Copy out every line of the records below exactly as it appears, leaving out the pictures.

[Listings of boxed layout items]
========

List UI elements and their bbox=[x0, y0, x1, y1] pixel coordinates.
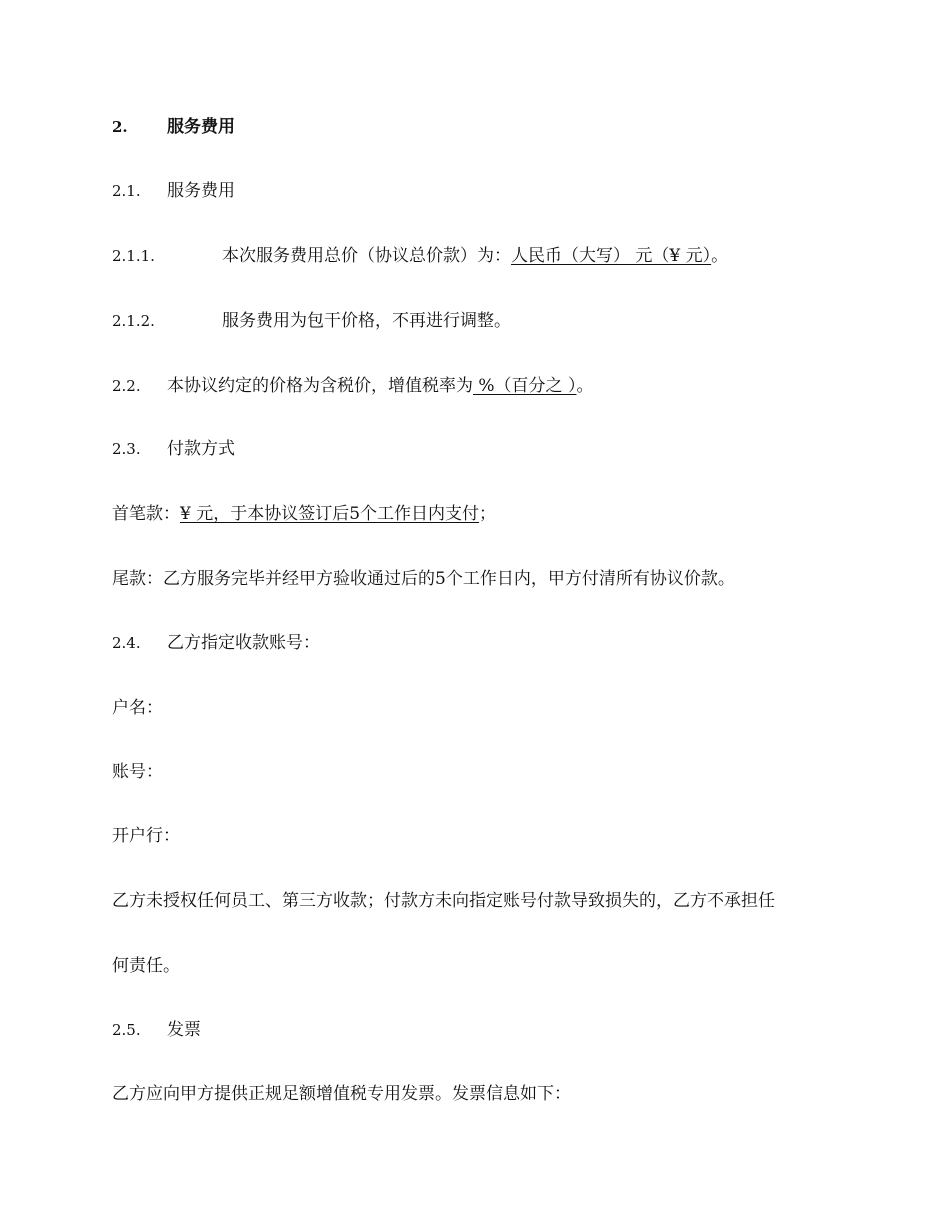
section-title: 服务费用 bbox=[167, 117, 235, 137]
clause-number: 2.1.2. bbox=[112, 312, 155, 330]
clause-2-5-heading bbox=[112, 1019, 850, 1041]
clause-2-1-2 bbox=[112, 310, 850, 332]
section-heading bbox=[112, 116, 850, 138]
clause-text: 服务费用为包干价格，不再进行调整。 bbox=[222, 311, 511, 331]
clause-punct: ； bbox=[479, 504, 497, 524]
clause-number: 2.2. bbox=[112, 377, 141, 395]
invoice-text: 乙方应向甲方提供正规足额增值税专用发票。发票信息如下： bbox=[112, 1084, 571, 1104]
clause-number: 2.4. bbox=[112, 634, 141, 652]
account-number-line bbox=[112, 761, 850, 783]
clause-text: 本协议约定的价格为含税价，增值税率为 bbox=[167, 376, 473, 396]
disclaimer-line-2 bbox=[112, 955, 850, 977]
account-name-line bbox=[112, 697, 850, 719]
account-name-label: 户名： bbox=[112, 698, 163, 718]
bank-line bbox=[112, 825, 850, 847]
clause-2-4-heading bbox=[112, 632, 850, 654]
clause-text: 本次服务费用总价（协议总价款）为： bbox=[222, 246, 511, 266]
clause-title: 乙方指定收款账号： bbox=[167, 633, 320, 653]
first-payment-label: 首笔款： bbox=[112, 504, 180, 524]
clause-2-1-heading bbox=[112, 180, 850, 202]
disclaimer-line-1 bbox=[112, 890, 850, 912]
clause-title: 付款方式 bbox=[167, 439, 235, 459]
first-payment-line bbox=[112, 503, 850, 525]
clause-number: 2.1.1. bbox=[112, 247, 155, 265]
disclaimer-text: 何责任。 bbox=[112, 956, 180, 976]
clause-number: 2.5. bbox=[112, 1021, 141, 1039]
invoice-line bbox=[112, 1083, 850, 1105]
clause-title: 服务费用 bbox=[167, 181, 235, 201]
final-payment-line bbox=[112, 568, 850, 590]
clause-2-3-heading bbox=[112, 438, 850, 460]
section-number: 2. bbox=[112, 118, 128, 136]
clause-punct: 。 bbox=[711, 246, 729, 266]
first-payment-field: ¥ 元，于本协议签订后5个工作日内支付 bbox=[180, 504, 480, 524]
clause-title: 发票 bbox=[167, 1020, 201, 1040]
clause-number: 2.3. bbox=[112, 440, 141, 458]
disclaimer-text: 乙方未授权任何员工、第三方收款；付款方未向指定账号付款导致损失的，乙方不承担任 bbox=[112, 891, 775, 911]
clause-punct: 。 bbox=[576, 376, 594, 396]
final-payment-text: 尾款：乙方服务完毕并经甲方验收通过后的5个工作日内，甲方付清所有协议价款。 bbox=[112, 569, 735, 589]
clause-2-1-1 bbox=[112, 245, 850, 267]
account-number-label: 账号： bbox=[112, 762, 163, 782]
tax-rate-field: %（百分之 ） bbox=[473, 376, 577, 396]
bank-label: 开户行： bbox=[112, 826, 180, 846]
clause-2-2 bbox=[112, 375, 850, 397]
total-price-field: 人民币（大写） 元（¥ 元） bbox=[511, 246, 712, 266]
clause-number: 2.1. bbox=[112, 182, 141, 200]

========

[SOLUTION BELOW]
List UI elements and their bbox=[x0, y0, x1, y1] pixel coordinates.
section-title: 服务费用 bbox=[167, 117, 235, 137]
clause-number: 2.1.2. bbox=[112, 312, 155, 330]
clause-2-5-heading bbox=[112, 1019, 850, 1041]
clause-2-1-2 bbox=[112, 310, 850, 332]
section-heading bbox=[112, 116, 850, 138]
clause-text: 服务费用为包干价格，不再进行调整。 bbox=[222, 311, 511, 331]
clause-punct: ； bbox=[479, 504, 497, 524]
clause-number: 2.2. bbox=[112, 377, 141, 395]
invoice-text: 乙方应向甲方提供正规足额增值税专用发票。发票信息如下： bbox=[112, 1084, 571, 1104]
clause-number: 2.4. bbox=[112, 634, 141, 652]
account-number-line bbox=[112, 761, 850, 783]
clause-text: 本协议约定的价格为含税价，增值税率为 bbox=[167, 376, 473, 396]
disclaimer-line-2 bbox=[112, 955, 850, 977]
account-name-line bbox=[112, 697, 850, 719]
account-name-label: 户名： bbox=[112, 698, 163, 718]
bank-line bbox=[112, 825, 850, 847]
clause-2-4-heading bbox=[112, 632, 850, 654]
clause-text: 本次服务费用总价（协议总价款）为： bbox=[222, 246, 511, 266]
clause-title: 乙方指定收款账号： bbox=[167, 633, 320, 653]
first-payment-label: 首笔款： bbox=[112, 504, 180, 524]
clause-2-1-heading bbox=[112, 180, 850, 202]
disclaimer-line-1 bbox=[112, 890, 850, 912]
clause-title: 付款方式 bbox=[167, 439, 235, 459]
first-payment-line bbox=[112, 503, 850, 525]
clause-number: 2.1.1. bbox=[112, 247, 155, 265]
disclaimer-text: 何责任。 bbox=[112, 956, 180, 976]
clause-number: 2.5. bbox=[112, 1021, 141, 1039]
invoice-line bbox=[112, 1083, 850, 1105]
clause-title: 服务费用 bbox=[167, 181, 235, 201]
final-payment-line bbox=[112, 568, 850, 590]
clause-2-3-heading bbox=[112, 438, 850, 460]
section-number: 2. bbox=[112, 118, 128, 136]
clause-punct: 。 bbox=[711, 246, 729, 266]
first-payment-field: ¥ 元，于本协议签订后5个工作日内支付 bbox=[180, 504, 480, 524]
clause-title: 发票 bbox=[167, 1020, 201, 1040]
clause-number: 2.3. bbox=[112, 440, 141, 458]
disclaimer-text: 乙方未授权任何员工、第三方收款；付款方未向指定账号付款导致损失的，乙方不承担任 bbox=[112, 891, 775, 911]
clause-punct: 。 bbox=[576, 376, 594, 396]
final-payment-text: 尾款：乙方服务完毕并经甲方验收通过后的5个工作日内，甲方付清所有协议价款。 bbox=[112, 569, 735, 589]
clause-2-1-1 bbox=[112, 245, 850, 267]
account-number-label: 账号： bbox=[112, 762, 163, 782]
tax-rate-field: %（百分之 ） bbox=[473, 376, 577, 396]
bank-label: 开户行： bbox=[112, 826, 180, 846]
clause-2-2 bbox=[112, 375, 850, 397]
total-price-field: 人民币（大写） 元（¥ 元） bbox=[511, 246, 712, 266]
clause-number: 2.1. bbox=[112, 182, 141, 200]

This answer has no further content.